EXERCISE DESCRIPTION: Pull every line containing the word "Kitchenware" from the records.

— start DATA FOR THIS EXERCISE —

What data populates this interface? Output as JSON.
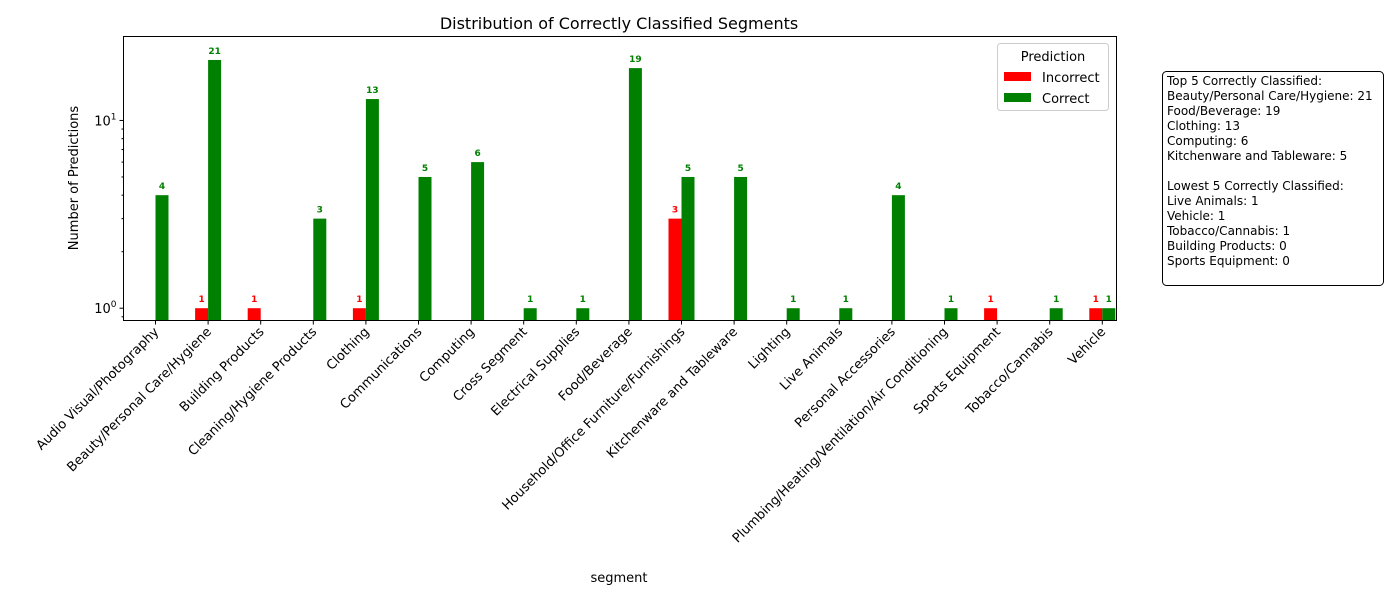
{
  "chart_data": {
    "type": "bar",
    "title": "Distribution of Correctly Classified Segments",
    "xlabel": "segment",
    "ylabel": "Number of Predictions",
    "yscale": "log",
    "ylim": [
      0.86,
      28
    ],
    "yticks": [
      {
        "value": 1,
        "base": "10",
        "exp": "0"
      },
      {
        "value": 10,
        "base": "10",
        "exp": "1"
      }
    ],
    "categories": [
      "Audio Visual/Photography",
      "Beauty/Personal Care/Hygiene",
      "Building Products",
      "Cleaning/Hygiene Products",
      "Clothing",
      "Communications",
      "Computing",
      "Cross Segment",
      "Electrical Supplies",
      "Food/Beverage",
      "Household/Office Furniture/Furnishings",
      "Kitchenware and Tableware",
      "Lighting",
      "Live Animals",
      "Personal Accessories",
      "Plumbing/Heating/Ventilation/Air Conditioning",
      "Sports Equipment",
      "Tobacco/Cannabis",
      "Vehicle"
    ],
    "series": [
      {
        "name": "Incorrect",
        "color": "#ff0000",
        "values": [
          0,
          1,
          1,
          0,
          1,
          0,
          0,
          0,
          0,
          0,
          3,
          0,
          0,
          0,
          0,
          0,
          1,
          0,
          1
        ]
      },
      {
        "name": "Correct",
        "color": "#008000",
        "values": [
          4,
          21,
          0,
          3,
          13,
          5,
          6,
          1,
          1,
          19,
          5,
          5,
          1,
          1,
          4,
          1,
          0,
          1,
          1
        ]
      }
    ],
    "legend": {
      "title": "Prediction",
      "position": "top-right"
    },
    "grid": false
  },
  "summary_box": {
    "lines": [
      "Top 5 Correctly Classified:",
      "Beauty/Personal Care/Hygiene: 21",
      "Food/Beverage: 19",
      "Clothing: 13",
      "Computing: 6",
      "Kitchenware and Tableware: 5",
      "",
      "Lowest 5 Correctly Classified:",
      "Live Animals: 1",
      "Vehicle: 1",
      "Tobacco/Cannabis: 1",
      "Building Products: 0",
      "Sports Equipment: 0"
    ]
  }
}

— end DATA FOR THIS EXERCISE —

WORKED ANSWER:
      "Kitchenware and Tableware",
      "Kitchenware and Tableware: 5",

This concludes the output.